• _Task prompt_: Show each line of the data below that has the string "πίσω" in it.

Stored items
==============================
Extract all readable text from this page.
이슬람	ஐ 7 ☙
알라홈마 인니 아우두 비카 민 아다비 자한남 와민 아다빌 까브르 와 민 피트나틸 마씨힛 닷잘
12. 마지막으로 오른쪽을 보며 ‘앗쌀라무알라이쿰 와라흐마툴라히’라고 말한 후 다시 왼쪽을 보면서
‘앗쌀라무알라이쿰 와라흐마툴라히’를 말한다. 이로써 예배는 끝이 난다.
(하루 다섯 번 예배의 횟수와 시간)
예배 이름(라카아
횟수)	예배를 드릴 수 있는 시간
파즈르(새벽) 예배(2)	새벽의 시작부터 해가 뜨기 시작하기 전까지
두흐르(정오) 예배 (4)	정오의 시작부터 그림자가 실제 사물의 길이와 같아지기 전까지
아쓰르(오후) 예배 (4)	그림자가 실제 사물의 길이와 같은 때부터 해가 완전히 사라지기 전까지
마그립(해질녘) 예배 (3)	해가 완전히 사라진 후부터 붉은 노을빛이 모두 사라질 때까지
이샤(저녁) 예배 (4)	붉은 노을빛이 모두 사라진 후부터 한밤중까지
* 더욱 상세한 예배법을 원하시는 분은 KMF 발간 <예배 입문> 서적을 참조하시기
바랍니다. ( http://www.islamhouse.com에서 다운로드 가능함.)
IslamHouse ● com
==============================
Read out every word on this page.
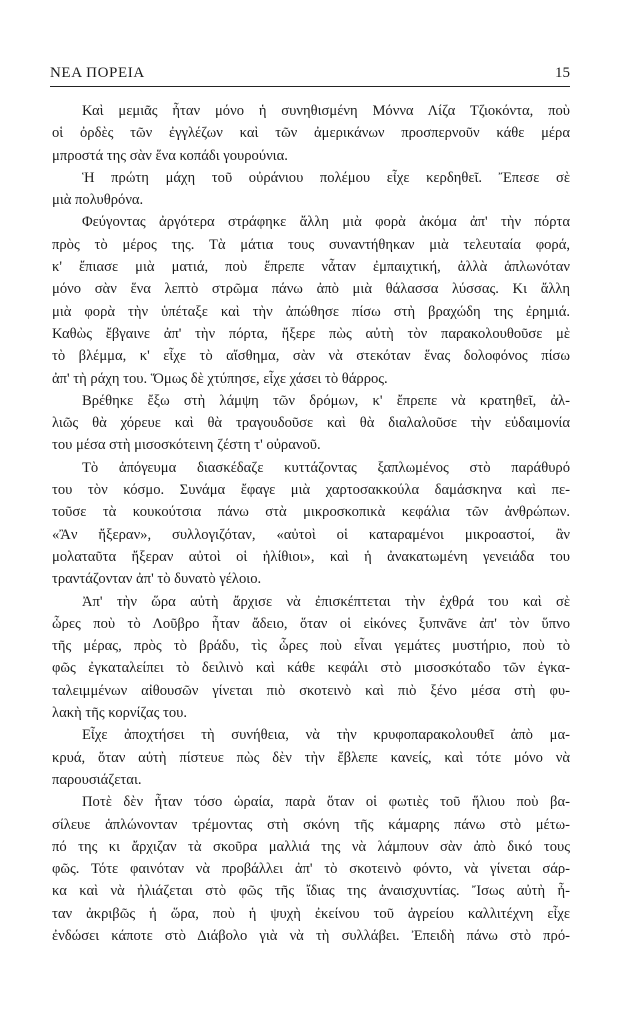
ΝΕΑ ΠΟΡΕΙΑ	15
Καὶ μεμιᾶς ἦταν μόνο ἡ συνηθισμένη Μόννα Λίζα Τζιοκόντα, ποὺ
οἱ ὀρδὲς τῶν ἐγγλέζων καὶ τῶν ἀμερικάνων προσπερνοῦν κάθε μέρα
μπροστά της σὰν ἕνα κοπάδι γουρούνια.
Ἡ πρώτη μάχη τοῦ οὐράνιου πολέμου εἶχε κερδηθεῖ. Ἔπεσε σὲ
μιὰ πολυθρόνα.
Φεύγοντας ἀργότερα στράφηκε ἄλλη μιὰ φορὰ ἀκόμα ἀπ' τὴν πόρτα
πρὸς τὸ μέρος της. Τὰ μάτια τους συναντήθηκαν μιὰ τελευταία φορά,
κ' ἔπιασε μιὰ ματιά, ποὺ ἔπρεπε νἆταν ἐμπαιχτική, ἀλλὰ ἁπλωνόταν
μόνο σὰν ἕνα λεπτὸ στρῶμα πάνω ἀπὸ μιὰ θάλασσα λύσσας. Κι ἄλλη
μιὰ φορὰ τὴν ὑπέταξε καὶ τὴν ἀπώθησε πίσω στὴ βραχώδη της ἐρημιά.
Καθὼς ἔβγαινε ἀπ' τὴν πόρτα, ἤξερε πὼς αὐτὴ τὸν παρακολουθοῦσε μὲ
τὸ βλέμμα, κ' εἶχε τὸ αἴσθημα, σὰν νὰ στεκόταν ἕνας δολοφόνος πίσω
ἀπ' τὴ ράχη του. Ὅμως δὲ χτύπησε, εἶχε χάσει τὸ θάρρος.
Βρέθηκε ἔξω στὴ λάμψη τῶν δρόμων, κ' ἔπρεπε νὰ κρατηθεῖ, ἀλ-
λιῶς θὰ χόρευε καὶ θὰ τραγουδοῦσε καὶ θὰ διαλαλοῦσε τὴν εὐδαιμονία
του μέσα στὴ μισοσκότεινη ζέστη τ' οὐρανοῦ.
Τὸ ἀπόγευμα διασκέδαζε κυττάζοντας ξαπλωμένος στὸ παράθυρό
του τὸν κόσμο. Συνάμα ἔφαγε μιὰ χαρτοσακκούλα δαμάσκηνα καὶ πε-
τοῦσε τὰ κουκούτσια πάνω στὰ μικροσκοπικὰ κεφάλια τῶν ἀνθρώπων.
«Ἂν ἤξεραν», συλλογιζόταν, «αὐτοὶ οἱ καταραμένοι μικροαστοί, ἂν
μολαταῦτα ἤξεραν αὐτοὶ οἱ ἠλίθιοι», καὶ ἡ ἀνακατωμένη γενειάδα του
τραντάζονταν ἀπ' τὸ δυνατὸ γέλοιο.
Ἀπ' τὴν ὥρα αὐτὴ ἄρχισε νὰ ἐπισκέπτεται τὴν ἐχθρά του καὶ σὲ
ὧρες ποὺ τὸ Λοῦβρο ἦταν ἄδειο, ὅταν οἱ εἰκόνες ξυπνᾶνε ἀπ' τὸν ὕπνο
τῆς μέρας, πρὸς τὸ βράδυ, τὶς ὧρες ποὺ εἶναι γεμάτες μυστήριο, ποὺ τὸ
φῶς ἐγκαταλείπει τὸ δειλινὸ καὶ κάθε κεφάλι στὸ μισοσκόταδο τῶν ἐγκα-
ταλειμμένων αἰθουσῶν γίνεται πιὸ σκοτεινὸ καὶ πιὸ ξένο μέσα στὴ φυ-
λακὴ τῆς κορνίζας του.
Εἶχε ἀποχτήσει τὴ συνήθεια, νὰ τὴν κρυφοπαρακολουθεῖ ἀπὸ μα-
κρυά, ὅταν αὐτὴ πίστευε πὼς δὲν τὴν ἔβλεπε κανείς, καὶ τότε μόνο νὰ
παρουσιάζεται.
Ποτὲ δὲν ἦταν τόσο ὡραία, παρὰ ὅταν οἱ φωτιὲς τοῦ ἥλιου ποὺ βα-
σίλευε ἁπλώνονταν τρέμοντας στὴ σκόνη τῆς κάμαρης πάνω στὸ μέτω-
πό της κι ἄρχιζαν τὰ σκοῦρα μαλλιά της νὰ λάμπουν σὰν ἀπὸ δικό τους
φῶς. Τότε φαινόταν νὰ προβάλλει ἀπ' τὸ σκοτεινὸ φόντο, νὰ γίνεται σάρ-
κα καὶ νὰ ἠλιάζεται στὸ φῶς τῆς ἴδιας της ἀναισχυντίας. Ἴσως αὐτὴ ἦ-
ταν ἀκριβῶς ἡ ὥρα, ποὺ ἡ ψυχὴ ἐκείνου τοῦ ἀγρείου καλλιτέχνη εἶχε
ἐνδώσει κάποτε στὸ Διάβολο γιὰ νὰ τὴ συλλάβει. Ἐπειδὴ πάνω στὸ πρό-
==============================
• _Exercise solution_:
μιὰ φορὰ τὴν ὑπέταξε καὶ τὴν ἀπώθησε πίσω στὴ βραχώδη της ἐρημιά.
τὸ βλέμμα, κ' εἶχε τὸ αἴσθημα, σὰν νὰ στεκόταν ἕνας δολοφόνος πίσω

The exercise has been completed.